(Data entries)
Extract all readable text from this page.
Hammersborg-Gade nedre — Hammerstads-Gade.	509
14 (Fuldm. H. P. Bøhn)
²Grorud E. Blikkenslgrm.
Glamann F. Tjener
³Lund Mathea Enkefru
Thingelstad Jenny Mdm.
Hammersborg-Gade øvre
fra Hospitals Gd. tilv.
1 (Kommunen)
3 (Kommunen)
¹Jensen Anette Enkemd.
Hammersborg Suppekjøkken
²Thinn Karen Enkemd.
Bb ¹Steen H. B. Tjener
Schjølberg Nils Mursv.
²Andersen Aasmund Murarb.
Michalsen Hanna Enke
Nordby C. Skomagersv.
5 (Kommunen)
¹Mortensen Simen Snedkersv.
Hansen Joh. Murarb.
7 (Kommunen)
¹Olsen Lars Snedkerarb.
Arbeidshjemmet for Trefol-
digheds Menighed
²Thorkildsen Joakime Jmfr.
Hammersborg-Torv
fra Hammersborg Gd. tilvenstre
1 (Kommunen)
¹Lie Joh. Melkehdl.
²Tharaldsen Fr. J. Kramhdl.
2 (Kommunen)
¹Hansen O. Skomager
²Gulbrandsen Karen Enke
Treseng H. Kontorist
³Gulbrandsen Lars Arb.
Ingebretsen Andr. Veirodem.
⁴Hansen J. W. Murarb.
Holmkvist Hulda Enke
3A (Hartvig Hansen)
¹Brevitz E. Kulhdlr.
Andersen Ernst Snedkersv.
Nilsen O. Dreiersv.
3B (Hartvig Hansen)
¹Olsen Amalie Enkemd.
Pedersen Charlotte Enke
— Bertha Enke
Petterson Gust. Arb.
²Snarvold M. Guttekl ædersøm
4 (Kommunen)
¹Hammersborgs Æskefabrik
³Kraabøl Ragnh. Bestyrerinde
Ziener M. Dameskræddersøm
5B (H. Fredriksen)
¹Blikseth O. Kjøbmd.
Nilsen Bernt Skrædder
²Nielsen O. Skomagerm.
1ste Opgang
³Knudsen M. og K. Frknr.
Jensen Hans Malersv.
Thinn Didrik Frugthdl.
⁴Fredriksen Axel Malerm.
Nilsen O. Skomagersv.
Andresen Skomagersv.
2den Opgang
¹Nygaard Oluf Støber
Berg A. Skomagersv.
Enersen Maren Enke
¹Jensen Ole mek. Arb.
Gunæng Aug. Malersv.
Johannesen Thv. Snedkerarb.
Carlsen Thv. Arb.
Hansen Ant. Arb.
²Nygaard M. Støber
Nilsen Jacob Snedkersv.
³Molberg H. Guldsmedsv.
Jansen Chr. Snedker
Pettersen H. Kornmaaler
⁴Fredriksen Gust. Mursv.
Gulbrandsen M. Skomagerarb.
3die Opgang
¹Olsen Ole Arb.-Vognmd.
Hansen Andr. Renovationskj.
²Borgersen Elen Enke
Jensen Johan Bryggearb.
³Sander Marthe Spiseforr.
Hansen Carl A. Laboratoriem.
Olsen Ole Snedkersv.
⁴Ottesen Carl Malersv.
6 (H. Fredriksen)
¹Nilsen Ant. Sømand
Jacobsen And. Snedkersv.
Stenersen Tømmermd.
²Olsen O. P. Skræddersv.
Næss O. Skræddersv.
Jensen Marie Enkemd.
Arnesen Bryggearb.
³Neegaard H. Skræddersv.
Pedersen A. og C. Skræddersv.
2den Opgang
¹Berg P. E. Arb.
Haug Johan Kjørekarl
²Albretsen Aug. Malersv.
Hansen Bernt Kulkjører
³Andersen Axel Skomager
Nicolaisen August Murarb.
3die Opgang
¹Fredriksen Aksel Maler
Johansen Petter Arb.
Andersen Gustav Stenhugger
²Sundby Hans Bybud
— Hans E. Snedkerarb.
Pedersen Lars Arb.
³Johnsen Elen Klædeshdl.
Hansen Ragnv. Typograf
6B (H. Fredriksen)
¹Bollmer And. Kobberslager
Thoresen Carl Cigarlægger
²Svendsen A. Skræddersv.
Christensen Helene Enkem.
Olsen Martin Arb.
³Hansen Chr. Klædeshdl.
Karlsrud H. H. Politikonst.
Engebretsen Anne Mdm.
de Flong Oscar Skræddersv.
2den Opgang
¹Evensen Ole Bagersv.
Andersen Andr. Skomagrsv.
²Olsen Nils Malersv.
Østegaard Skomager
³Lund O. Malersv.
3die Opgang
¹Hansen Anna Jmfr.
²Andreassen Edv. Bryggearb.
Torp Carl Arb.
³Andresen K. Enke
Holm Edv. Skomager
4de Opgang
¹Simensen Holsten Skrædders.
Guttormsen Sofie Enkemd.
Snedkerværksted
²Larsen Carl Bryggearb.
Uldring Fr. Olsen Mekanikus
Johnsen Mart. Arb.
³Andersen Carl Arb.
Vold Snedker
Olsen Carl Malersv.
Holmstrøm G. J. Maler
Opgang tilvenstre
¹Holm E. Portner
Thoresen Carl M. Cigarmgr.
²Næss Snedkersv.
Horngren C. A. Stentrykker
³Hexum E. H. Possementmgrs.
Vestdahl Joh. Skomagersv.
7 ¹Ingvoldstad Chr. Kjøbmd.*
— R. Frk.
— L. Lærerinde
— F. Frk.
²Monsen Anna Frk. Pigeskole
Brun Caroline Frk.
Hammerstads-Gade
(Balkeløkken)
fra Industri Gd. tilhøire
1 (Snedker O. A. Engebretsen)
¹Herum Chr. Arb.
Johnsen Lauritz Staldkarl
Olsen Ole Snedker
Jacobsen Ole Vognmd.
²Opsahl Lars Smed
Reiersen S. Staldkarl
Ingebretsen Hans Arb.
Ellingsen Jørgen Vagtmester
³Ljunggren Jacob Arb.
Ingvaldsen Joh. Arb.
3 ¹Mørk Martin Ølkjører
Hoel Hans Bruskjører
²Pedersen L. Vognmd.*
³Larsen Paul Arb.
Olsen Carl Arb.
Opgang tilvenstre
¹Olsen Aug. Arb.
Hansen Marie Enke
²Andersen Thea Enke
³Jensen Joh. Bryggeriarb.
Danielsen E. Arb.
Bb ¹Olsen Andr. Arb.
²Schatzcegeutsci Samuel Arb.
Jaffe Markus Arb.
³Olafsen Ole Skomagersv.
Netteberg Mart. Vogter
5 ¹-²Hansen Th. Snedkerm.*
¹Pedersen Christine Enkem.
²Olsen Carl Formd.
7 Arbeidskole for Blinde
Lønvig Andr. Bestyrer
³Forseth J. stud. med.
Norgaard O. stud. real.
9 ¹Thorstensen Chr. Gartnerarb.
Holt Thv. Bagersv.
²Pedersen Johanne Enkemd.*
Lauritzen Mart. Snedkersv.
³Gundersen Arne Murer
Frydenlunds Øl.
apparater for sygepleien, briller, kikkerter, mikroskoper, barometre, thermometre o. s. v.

__STATED GOAL__:
Extract each line from the listing above, please, and repeat it exactly.

__RESULT FOR THIS TASK__:
Extract all readable text from this page.
Hammersborg-Gade nedre — Hammerstads-Gade.	509
14 (Fuldm. H. P. Bøhn)
²Grorud E. Blikkenslgrm.
Glamann F. Tjener
³Lund Mathea Enkefru
Thingelstad Jenny Mdm.
Hammersborg-Gade øvre
fra Hospitals Gd. tilv.
1 (Kommunen)
3 (Kommunen)
¹Jensen Anette Enkemd.
Hammersborg Suppekjøkken
²Thinn Karen Enkemd.
Bb ¹Steen H. B. Tjener
Schjølberg Nils Mursv.
²Andersen Aasmund Murarb.
Michalsen Hanna Enke
Nordby C. Skomagersv.
5 (Kommunen)
¹Mortensen Simen Snedkersv.
Hansen Joh. Murarb.
7 (Kommunen)
¹Olsen Lars Snedkerarb.
Arbeidshjemmet for Trefol-
digheds Menighed
²Thorkildsen Joakime Jmfr.
Hammersborg-Torv
fra Hammersborg Gd. tilvenstre
1 (Kommunen)
¹Lie Joh. Melkehdl.
²Tharaldsen Fr. J. Kramhdl.
2 (Kommunen)
¹Hansen O. Skomager
²Gulbrandsen Karen Enke
Treseng H. Kontorist
³Gulbrandsen Lars Arb.
Ingebretsen Andr. Veirodem.
⁴Hansen J. W. Murarb.
Holmkvist Hulda Enke
3A (Hartvig Hansen)
¹Brevitz E. Kulhdlr.
Andersen Ernst Snedkersv.
Nilsen O. Dreiersv.
3B (Hartvig Hansen)
¹Olsen Amalie Enkemd.
Pedersen Charlotte Enke
— Bertha Enke
Petterson Gust. Arb.
²Snarvold M. Guttekl ædersøm
4 (Kommunen)
¹Hammersborgs Æskefabrik
³Kraabøl Ragnh. Bestyrerinde
Ziener M. Dameskræddersøm
5B (H. Fredriksen)
¹Blikseth O. Kjøbmd.
Nilsen Bernt Skrædder
²Nielsen O. Skomagerm.
1ste Opgang
³Knudsen M. og K. Frknr.
Jensen Hans Malersv.
Thinn Didrik Frugthdl.
⁴Fredriksen Axel Malerm.
Nilsen O. Skomagersv.
Andresen Skomagersv.
2den Opgang
¹Nygaard Oluf Støber
Berg A. Skomagersv.
Enersen Maren Enke
¹Jensen Ole mek. Arb.
Gunæng Aug. Malersv.
Johannesen Thv. Snedkerarb.
Carlsen Thv. Arb.
Hansen Ant. Arb.
²Nygaard M. Støber
Nilsen Jacob Snedkersv.
³Molberg H. Guldsmedsv.
Jansen Chr. Snedker
Pettersen H. Kornmaaler
⁴Fredriksen Gust. Mursv.
Gulbrandsen M. Skomagerarb.
3die Opgang
¹Olsen Ole Arb.-Vognmd.
Hansen Andr. Renovationskj.
²Borgersen Elen Enke
Jensen Johan Bryggearb.
³Sander Marthe Spiseforr.
Hansen Carl A. Laboratoriem.
Olsen Ole Snedkersv.
⁴Ottesen Carl Malersv.
6 (H. Fredriksen)
¹Nilsen Ant. Sømand
Jacobsen And. Snedkersv.
Stenersen Tømmermd.
²Olsen O. P. Skræddersv.
Næss O. Skræddersv.
Jensen Marie Enkemd.
Arnesen Bryggearb.
³Neegaard H. Skræddersv.
Pedersen A. og C. Skræddersv.
2den Opgang
¹Berg P. E. Arb.
Haug Johan Kjørekarl
²Albretsen Aug. Malersv.
Hansen Bernt Kulkjører
³Andersen Axel Skomager
Nicolaisen August Murarb.
3die Opgang
¹Fredriksen Aksel Maler
Johansen Petter Arb.
Andersen Gustav Stenhugger
²Sundby Hans Bybud
— Hans E. Snedkerarb.
Pedersen Lars Arb.
³Johnsen Elen Klædeshdl.
Hansen Ragnv. Typograf
6B (H. Fredriksen)
¹Bollmer And. Kobberslager
Thoresen Carl Cigarlægger
²Svendsen A. Skræddersv.
Christensen Helene Enkem.
Olsen Martin Arb.
³Hansen Chr. Klædeshdl.
Karlsrud H. H. Politikonst.
Engebretsen Anne Mdm.
de Flong Oscar Skræddersv.
2den Opgang
¹Evensen Ole Bagersv.
Andersen Andr. Skomagrsv.
²Olsen Nils Malersv.
Østegaard Skomager
³Lund O. Malersv.
3die Opgang
¹Hansen Anna Jmfr.
²Andreassen Edv. Bryggearb.
Torp Carl Arb.
³Andresen K. Enke
Holm Edv. Skomager
4de Opgang
¹Simensen Holsten Skrædders.
Guttormsen Sofie Enkemd.
Snedkerværksted
²Larsen Carl Bryggearb.
Uldring Fr. Olsen Mekanikus
Johnsen Mart. Arb.
³Andersen Carl Arb.
Vold Snedker
Olsen Carl Malersv.
Holmstrøm G. J. Maler
Opgang tilvenstre
¹Holm E. Portner
Thoresen Carl M. Cigarmgr.
²Næss Snedkersv.
Horngren C. A. Stentrykker
³Hexum E. H. Possementmgrs.
Vestdahl Joh. Skomagersv.
7 ¹Ingvoldstad Chr. Kjøbmd.*
— R. Frk.
— L. Lærerinde
— F. Frk.
²Monsen Anna Frk. Pigeskole
Brun Caroline Frk.
Hammerstads-Gade
(Balkeløkken)
fra Industri Gd. tilhøire
1 (Snedker O. A. Engebretsen)
¹Herum Chr. Arb.
Johnsen Lauritz Staldkarl
Olsen Ole Snedker
Jacobsen Ole Vognmd.
²Opsahl Lars Smed
Reiersen S. Staldkarl
Ingebretsen Hans Arb.
Ellingsen Jørgen Vagtmester
³Ljunggren Jacob Arb.
Ingvaldsen Joh. Arb.
3 ¹Mørk Martin Ølkjører
Hoel Hans Bruskjører
²Pedersen L. Vognmd.*
³Larsen Paul Arb.
Olsen Carl Arb.
Opgang tilvenstre
¹Olsen Aug. Arb.
Hansen Marie Enke
²Andersen Thea Enke
³Jensen Joh. Bryggeriarb.
Danielsen E. Arb.
Bb ¹Olsen Andr. Arb.
²Schatzcegeutsci Samuel Arb.
Jaffe Markus Arb.
³Olafsen Ole Skomagersv.
Netteberg Mart. Vogter
5 ¹-²Hansen Th. Snedkerm.*
¹Pedersen Christine Enkem.
²Olsen Carl Formd.
7 Arbeidskole for Blinde
Lønvig Andr. Bestyrer
³Forseth J. stud. med.
Norgaard O. stud. real.
9 ¹Thorstensen Chr. Gartnerarb.
Holt Thv. Bagersv.
²Pedersen Johanne Enkemd.*
Lauritzen Mart. Snedkersv.
³Gundersen Arne Murer
Frydenlunds Øl.
apparater for sygepleien, briller, kikkerter, mikroskoper, barometre, thermometre o. s. v.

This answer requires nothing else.